- [Exercise objective] Search the records for the word "Output" and report each line that has it.

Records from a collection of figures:
# # # # #

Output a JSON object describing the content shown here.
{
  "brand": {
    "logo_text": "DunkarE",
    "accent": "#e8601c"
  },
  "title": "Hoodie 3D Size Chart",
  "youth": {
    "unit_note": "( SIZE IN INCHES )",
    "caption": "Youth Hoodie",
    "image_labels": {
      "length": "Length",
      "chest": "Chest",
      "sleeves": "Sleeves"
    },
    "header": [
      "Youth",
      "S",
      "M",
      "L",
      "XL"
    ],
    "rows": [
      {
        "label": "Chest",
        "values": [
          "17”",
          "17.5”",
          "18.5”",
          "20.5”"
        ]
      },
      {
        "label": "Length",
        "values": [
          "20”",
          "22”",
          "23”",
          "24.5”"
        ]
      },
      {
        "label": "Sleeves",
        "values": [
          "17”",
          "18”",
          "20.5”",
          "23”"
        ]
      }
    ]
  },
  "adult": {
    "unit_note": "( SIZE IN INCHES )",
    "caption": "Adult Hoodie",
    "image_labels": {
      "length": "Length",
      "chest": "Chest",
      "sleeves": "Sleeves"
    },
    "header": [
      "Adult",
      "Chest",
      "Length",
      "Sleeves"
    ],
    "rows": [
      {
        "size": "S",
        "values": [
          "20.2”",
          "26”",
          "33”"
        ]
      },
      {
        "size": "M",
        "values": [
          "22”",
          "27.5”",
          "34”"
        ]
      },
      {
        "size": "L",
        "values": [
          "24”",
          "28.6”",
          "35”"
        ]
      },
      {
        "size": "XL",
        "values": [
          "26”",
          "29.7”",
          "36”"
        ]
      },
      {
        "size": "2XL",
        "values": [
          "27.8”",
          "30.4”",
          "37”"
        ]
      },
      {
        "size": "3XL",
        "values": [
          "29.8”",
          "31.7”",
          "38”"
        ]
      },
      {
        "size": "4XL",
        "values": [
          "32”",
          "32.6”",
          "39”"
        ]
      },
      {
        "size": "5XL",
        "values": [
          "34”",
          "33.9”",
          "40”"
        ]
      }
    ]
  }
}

# # # # #

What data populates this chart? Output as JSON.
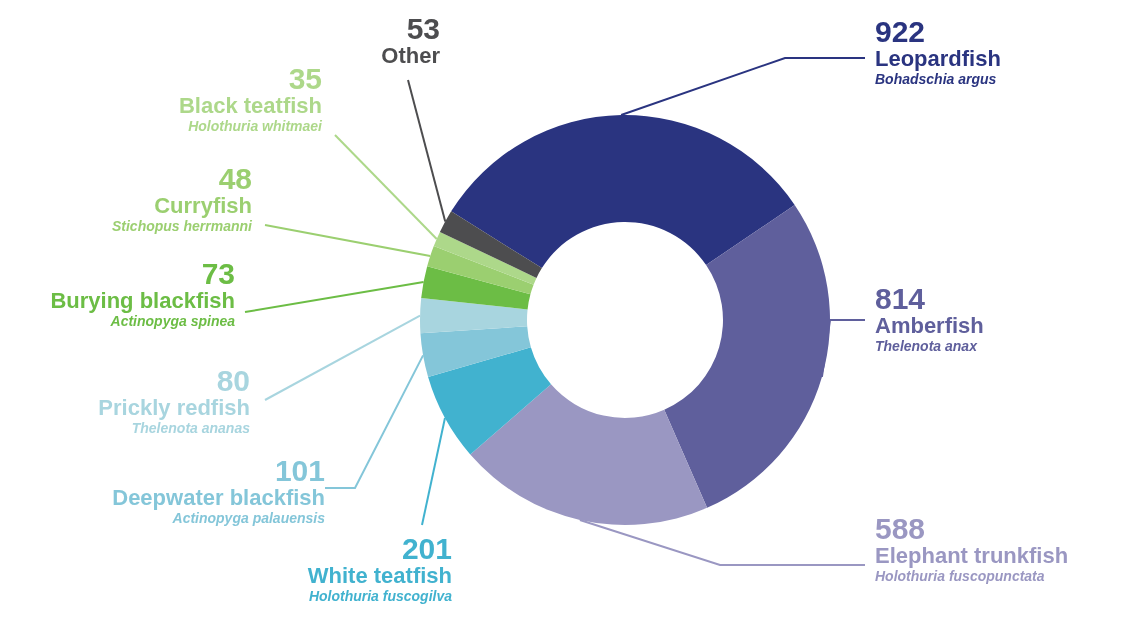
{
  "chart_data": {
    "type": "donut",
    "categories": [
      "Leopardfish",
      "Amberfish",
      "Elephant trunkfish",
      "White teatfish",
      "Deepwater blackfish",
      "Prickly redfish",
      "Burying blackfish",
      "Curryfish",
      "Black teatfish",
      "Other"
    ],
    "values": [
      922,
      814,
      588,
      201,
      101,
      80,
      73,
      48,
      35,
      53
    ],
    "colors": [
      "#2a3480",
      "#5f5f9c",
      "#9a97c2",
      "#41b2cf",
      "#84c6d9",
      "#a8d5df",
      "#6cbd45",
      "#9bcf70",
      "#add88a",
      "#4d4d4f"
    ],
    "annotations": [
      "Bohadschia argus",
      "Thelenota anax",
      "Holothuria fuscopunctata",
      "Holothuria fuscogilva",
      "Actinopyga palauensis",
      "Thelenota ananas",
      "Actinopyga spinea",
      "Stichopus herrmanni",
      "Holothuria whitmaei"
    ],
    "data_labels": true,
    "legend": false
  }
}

# # # # #

- [Complete answer]
Output a JSON object describing the content shown here.
What data populates this chart? Output as JSON.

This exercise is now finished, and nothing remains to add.